Your task - Could you transcribe the material below exactly, without leaving out a single line?
Start
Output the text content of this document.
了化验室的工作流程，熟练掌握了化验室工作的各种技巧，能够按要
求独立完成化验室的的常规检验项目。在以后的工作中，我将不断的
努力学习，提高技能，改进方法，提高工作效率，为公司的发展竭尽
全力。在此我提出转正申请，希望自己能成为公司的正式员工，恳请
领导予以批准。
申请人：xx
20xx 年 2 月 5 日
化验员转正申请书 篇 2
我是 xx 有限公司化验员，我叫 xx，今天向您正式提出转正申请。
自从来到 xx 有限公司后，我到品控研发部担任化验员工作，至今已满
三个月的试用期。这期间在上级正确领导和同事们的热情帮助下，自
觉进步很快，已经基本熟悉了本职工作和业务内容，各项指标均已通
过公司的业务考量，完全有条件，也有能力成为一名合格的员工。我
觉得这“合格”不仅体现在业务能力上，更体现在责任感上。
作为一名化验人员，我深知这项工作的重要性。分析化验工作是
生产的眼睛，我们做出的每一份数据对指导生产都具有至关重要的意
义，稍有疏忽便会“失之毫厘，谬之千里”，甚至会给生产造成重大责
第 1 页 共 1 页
End
Expected answer -
Output the text content of this document.
了化验室的工作流程，熟练掌握了化验室工作的各种技巧，能够按要
求独立完成化验室的的常规检验项目。在以后的工作中，我将不断的
努力学习，提高技能，改进方法，提高工作效率，为公司的发展竭尽
全力。在此我提出转正申请，希望自己能成为公司的正式员工，恳请
领导予以批准。
申请人：xx
20xx 年 2 月 5 日
化验员转正申请书 篇 2
我是 xx 有限公司化验员，我叫 xx，今天向您正式提出转正申请。
自从来到 xx 有限公司后，我到品控研发部担任化验员工作，至今已满
三个月的试用期。这期间在上级正确领导和同事们的热情帮助下，自
觉进步很快，已经基本熟悉了本职工作和业务内容，各项指标均已通
过公司的业务考量，完全有条件，也有能力成为一名合格的员工。我
觉得这“合格”不仅体现在业务能力上，更体现在责任感上。
作为一名化验人员，我深知这项工作的重要性。分析化验工作是
生产的眼睛，我们做出的每一份数据对指导生产都具有至关重要的意
义，稍有疏忽便会“失之毫厘，谬之千里”，甚至会给生产造成重大责
第 1 页 共 1 页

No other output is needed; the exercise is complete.